EXERCISE OBJECTIVE: Sift the listing for lines that hold the string "ltsini" and pull them out.

WORKING DATA:
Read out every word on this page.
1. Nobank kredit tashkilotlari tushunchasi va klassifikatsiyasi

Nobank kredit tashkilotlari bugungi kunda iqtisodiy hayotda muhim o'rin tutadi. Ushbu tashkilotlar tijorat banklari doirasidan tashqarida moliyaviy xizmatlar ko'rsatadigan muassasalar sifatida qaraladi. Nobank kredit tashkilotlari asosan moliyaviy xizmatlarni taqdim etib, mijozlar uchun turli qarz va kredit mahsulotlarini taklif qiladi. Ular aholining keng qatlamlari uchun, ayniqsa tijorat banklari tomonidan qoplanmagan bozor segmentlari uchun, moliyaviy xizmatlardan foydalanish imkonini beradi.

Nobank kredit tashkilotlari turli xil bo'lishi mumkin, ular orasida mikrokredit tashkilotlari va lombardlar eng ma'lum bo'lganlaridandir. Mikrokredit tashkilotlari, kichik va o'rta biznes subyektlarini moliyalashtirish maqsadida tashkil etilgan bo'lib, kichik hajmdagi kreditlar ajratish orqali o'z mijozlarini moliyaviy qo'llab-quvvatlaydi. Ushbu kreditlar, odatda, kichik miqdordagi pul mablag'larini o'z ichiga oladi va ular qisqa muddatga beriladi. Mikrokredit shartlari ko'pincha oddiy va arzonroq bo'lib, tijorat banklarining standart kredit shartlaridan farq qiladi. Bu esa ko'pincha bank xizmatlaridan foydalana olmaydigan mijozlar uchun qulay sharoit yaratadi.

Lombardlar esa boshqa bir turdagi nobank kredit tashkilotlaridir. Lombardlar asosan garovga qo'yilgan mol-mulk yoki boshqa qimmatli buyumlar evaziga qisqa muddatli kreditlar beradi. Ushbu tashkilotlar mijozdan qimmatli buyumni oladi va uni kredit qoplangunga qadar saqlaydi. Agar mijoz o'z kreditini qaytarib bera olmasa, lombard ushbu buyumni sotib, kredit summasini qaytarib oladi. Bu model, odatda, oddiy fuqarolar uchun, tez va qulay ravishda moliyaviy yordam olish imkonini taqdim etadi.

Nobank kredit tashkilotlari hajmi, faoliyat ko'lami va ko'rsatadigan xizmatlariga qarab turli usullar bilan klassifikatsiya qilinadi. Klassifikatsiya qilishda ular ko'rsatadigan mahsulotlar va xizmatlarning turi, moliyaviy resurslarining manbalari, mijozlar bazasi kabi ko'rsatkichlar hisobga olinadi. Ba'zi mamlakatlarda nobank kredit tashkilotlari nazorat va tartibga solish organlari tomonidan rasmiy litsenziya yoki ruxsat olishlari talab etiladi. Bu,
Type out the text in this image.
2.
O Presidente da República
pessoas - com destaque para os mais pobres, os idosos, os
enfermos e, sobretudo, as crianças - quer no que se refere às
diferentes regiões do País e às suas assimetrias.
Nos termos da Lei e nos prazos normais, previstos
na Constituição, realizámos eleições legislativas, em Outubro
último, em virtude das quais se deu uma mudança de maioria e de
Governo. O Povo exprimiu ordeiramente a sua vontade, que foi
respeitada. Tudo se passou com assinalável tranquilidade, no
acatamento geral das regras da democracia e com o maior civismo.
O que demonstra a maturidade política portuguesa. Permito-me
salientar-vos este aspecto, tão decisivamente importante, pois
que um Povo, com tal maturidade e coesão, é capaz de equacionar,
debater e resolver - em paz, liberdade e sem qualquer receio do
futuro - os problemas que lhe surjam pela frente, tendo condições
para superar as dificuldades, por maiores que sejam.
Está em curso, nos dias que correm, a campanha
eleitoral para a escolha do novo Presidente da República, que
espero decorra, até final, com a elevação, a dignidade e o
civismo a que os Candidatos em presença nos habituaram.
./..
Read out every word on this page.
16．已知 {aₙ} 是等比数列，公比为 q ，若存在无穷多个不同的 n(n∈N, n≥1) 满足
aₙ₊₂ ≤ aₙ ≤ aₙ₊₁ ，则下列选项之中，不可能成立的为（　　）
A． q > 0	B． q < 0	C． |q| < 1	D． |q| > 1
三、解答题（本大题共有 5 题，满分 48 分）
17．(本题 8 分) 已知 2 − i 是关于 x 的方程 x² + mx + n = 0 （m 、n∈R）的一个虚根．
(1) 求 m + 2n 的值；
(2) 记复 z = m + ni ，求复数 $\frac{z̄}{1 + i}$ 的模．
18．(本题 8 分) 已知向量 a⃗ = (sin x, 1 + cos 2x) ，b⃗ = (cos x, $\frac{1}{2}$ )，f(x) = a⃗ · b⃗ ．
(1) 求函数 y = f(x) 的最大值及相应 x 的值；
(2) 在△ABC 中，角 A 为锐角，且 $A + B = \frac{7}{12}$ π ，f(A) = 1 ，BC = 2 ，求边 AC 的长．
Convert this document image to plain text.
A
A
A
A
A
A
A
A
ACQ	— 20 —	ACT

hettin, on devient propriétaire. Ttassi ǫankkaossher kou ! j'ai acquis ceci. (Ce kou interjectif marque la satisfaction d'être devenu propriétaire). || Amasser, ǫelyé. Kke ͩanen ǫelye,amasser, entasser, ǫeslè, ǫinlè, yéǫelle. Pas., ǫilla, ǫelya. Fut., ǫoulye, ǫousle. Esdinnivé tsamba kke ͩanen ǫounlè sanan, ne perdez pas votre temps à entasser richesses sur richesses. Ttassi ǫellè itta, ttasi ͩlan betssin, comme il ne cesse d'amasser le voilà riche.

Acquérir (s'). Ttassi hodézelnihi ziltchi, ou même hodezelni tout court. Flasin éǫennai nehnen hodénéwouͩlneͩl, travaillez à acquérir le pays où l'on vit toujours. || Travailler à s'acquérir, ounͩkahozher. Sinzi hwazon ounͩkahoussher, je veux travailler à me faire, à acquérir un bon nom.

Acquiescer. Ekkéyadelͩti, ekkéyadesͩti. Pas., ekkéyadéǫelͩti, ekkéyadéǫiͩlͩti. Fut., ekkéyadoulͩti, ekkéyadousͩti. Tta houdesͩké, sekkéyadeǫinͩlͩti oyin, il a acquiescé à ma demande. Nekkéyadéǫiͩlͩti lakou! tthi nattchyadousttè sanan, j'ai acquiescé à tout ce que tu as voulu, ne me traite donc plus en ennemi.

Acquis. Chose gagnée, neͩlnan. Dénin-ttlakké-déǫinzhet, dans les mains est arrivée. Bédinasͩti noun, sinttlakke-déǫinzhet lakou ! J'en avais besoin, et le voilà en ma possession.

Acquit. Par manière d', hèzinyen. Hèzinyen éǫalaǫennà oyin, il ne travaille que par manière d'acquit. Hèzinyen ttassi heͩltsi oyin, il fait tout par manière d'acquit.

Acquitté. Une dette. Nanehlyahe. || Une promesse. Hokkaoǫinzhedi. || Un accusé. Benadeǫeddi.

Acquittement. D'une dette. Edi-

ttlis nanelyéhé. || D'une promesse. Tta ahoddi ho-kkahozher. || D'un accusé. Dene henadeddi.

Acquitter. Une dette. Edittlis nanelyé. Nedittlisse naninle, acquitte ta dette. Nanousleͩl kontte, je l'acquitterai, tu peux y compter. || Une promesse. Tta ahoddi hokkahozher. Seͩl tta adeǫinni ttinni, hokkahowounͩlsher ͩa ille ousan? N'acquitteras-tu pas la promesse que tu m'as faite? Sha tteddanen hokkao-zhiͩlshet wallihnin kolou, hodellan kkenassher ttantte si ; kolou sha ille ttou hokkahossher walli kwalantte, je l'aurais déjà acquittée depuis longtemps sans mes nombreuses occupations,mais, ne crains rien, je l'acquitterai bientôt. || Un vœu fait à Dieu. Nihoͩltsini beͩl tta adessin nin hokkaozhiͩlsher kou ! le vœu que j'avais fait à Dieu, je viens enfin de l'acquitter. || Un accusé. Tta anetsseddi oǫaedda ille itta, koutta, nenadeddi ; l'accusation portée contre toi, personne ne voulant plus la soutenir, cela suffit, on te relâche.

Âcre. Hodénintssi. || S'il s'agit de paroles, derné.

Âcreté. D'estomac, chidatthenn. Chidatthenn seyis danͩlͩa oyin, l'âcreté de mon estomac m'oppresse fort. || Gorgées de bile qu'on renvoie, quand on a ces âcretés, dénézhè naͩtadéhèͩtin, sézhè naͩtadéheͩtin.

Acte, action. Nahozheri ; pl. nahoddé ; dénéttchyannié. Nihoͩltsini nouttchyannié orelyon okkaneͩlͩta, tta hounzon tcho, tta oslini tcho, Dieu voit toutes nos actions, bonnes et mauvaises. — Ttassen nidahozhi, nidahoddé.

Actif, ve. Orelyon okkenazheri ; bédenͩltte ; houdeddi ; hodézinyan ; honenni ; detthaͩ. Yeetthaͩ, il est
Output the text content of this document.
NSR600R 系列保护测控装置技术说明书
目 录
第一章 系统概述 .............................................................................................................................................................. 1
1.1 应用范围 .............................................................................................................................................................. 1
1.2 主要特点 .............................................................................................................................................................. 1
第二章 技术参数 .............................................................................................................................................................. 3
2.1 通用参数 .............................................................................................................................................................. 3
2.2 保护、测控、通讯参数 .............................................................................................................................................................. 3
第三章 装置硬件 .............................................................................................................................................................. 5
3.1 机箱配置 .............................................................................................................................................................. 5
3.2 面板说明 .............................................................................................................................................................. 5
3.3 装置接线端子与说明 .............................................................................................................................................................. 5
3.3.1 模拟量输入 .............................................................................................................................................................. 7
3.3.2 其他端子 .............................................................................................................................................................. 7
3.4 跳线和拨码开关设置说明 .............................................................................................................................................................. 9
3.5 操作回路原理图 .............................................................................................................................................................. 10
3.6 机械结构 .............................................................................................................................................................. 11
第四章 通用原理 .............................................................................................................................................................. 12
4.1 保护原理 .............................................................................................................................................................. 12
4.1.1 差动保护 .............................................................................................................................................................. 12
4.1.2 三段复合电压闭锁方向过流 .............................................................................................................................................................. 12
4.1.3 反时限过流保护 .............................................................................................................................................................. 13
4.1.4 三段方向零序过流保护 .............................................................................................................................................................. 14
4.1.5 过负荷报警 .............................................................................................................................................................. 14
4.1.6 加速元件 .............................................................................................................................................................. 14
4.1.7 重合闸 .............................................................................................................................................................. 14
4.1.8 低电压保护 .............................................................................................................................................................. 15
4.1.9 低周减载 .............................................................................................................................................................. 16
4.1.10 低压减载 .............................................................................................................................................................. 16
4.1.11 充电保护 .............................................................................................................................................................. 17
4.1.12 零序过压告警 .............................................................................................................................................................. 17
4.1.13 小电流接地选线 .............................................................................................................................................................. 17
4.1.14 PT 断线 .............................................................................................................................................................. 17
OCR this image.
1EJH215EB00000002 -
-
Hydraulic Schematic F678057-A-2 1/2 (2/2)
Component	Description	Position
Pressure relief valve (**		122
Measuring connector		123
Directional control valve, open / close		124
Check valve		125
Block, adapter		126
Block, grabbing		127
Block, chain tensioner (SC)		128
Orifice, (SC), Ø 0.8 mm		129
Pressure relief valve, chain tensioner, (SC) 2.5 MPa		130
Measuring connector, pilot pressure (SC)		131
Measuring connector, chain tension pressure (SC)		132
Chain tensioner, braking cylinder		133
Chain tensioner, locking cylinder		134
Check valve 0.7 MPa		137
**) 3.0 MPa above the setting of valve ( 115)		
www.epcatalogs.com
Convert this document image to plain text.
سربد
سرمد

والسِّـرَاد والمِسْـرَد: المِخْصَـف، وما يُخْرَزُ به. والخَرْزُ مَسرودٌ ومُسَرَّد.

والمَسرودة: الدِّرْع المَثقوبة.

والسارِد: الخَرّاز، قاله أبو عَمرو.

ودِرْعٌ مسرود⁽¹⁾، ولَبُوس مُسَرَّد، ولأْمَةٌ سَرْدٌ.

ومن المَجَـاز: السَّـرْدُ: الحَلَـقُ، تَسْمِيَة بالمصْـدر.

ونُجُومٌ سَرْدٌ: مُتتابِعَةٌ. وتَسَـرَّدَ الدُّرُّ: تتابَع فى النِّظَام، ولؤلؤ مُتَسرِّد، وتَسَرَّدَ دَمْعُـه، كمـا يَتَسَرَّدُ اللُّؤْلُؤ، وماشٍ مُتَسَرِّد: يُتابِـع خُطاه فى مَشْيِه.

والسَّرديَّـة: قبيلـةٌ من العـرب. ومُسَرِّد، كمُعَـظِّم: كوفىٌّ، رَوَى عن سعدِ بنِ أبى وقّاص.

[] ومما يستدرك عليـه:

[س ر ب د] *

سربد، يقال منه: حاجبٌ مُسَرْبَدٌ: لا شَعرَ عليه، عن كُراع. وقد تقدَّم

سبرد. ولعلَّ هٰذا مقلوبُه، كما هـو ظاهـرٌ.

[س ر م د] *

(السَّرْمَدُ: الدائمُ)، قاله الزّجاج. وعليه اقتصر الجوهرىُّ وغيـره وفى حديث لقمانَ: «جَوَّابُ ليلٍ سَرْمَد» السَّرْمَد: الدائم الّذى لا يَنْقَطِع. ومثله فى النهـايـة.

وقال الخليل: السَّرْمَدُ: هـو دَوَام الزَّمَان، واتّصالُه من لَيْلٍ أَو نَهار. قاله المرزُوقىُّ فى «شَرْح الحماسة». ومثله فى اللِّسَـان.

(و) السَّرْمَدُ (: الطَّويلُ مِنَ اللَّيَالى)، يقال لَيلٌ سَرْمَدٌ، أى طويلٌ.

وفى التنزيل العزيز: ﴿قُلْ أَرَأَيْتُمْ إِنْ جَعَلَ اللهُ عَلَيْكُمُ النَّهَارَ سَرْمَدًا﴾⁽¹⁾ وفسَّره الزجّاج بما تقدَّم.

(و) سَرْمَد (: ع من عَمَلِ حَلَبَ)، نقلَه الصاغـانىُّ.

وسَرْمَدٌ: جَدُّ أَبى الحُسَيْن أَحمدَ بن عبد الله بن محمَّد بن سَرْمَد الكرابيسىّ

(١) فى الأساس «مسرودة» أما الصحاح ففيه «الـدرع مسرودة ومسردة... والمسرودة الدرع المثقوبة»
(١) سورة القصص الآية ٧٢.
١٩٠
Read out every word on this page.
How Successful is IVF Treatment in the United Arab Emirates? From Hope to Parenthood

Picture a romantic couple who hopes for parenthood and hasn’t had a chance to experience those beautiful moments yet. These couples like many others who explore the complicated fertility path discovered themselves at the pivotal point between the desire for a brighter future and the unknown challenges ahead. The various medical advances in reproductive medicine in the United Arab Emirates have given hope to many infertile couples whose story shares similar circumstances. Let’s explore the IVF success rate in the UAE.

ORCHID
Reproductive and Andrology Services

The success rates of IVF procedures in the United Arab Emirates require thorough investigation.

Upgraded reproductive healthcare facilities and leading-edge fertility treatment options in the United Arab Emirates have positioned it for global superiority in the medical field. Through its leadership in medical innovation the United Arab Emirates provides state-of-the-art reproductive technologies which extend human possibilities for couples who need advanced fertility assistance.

RESULT OF THIS EXERCISE:
Acquitter. Une dette. Edittlis nanelyé. Nedittlisse naninle, acquitte ta dette. Nanousleͩl kontte, je l'acquitterai, tu peux y compter. || Une promesse. Tta ahoddi hokkahozher. Seͩl tta adeǫinni ttinni, hokkahowounͩlsher ͩa ille ousan? N'acquitteras-tu pas la promesse que tu m'as faite? Sha tteddanen hokkao-zhiͩlshet wallihnin kolou, hodellan kkenassher ttantte si ; kolou sha ille ttou hokkahossher walli kwalantte, je l'aurais déjà acquittée depuis longtemps sans mes nombreuses occupations,mais, ne crains rien, je l'acquitterai bientôt. || Un vœu fait à Dieu. Nihoͩltsini beͩl tta adessin nin hokkaozhiͩlsher kou ! le vœu que j'avais fait à Dieu, je viens enfin de l'acquitter. || Un accusé. Tta anetsseddi oǫaedda ille itta, koutta, nenadeddi ; l'accusation portée contre toi, personne ne voulant plus la soutenir, cela suffit, on te relâche.
Acte, action. Nahozheri ; pl. nahoddé ; dénéttchyannié. Nihoͩltsini nouttchyannié orelyon okkaneͩlͩta, tta hounzon tcho, tta oslini tcho, Dieu voit toutes nos actions, bonnes et mauvaises. — Ttassen nidahozhi, nidahoddé.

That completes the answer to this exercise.